## [Exercise description]
Write each line out again exactly as written.

## [Material provided]
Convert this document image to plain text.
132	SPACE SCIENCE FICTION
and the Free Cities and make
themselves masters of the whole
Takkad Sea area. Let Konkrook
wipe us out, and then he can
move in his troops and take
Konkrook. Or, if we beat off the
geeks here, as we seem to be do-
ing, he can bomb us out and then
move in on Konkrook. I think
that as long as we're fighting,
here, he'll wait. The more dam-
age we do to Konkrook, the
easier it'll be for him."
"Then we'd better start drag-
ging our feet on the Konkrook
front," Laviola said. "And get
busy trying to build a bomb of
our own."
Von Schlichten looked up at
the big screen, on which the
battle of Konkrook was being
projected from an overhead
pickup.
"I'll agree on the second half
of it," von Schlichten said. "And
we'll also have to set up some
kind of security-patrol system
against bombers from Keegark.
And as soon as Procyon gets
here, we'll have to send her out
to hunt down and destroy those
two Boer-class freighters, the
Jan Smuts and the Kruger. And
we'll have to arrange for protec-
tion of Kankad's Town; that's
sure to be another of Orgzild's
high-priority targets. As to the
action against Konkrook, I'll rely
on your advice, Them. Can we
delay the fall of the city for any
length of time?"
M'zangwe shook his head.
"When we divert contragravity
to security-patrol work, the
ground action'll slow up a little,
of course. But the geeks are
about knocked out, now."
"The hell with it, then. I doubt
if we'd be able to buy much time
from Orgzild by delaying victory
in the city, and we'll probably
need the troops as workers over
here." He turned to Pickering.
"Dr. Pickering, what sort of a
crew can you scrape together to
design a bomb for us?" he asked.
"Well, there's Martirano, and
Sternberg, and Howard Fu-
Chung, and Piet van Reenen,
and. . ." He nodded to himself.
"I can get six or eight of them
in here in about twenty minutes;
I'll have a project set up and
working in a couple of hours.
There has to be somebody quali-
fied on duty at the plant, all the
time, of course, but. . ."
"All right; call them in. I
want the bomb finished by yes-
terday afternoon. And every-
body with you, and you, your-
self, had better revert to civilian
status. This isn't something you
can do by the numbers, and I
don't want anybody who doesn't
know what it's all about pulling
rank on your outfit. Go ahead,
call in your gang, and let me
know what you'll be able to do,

## [Correct output]
Convert this document image to plain text.
132	SPACE SCIENCE FICTION
and the Free Cities and make
themselves masters of the whole
Takkad Sea area. Let Konkrook
wipe us out, and then he can
move in his troops and take
Konkrook. Or, if we beat off the
geeks here, as we seem to be do-
ing, he can bomb us out and then
move in on Konkrook. I think
that as long as we're fighting,
here, he'll wait. The more dam-
age we do to Konkrook, the
easier it'll be for him."
"Then we'd better start drag-
ging our feet on the Konkrook
front," Laviola said. "And get
busy trying to build a bomb of
our own."
Von Schlichten looked up at
the big screen, on which the
battle of Konkrook was being
projected from an overhead
pickup.
"I'll agree on the second half
of it," von Schlichten said. "And
we'll also have to set up some
kind of security-patrol system
against bombers from Keegark.
And as soon as Procyon gets
here, we'll have to send her out
to hunt down and destroy those
two Boer-class freighters, the
Jan Smuts and the Kruger. And
we'll have to arrange for protec-
tion of Kankad's Town; that's
sure to be another of Orgzild's
high-priority targets. As to the
action against Konkrook, I'll rely
on your advice, Them. Can we
delay the fall of the city for any
length of time?"
M'zangwe shook his head.
"When we divert contragravity
to security-patrol work, the
ground action'll slow up a little,
of course. But the geeks are
about knocked out, now."
"The hell with it, then. I doubt
if we'd be able to buy much time
from Orgzild by delaying victory
in the city, and we'll probably
need the troops as workers over
here." He turned to Pickering.
"Dr. Pickering, what sort of a
crew can you scrape together to
design a bomb for us?" he asked.
"Well, there's Martirano, and
Sternberg, and Howard Fu-
Chung, and Piet van Reenen,
and. . ." He nodded to himself.
"I can get six or eight of them
in here in about twenty minutes;
I'll have a project set up and
working in a couple of hours.
There has to be somebody quali-
fied on duty at the plant, all the
time, of course, but. . ."
"All right; call them in. I
want the bomb finished by yes-
terday afternoon. And every-
body with you, and you, your-
self, had better revert to civilian
status. This isn't something you
can do by the numbers, and I
don't want anybody who doesn't
know what it's all about pulling
rank on your outfit. Go ahead,
call in your gang, and let me
know what you'll be able to do,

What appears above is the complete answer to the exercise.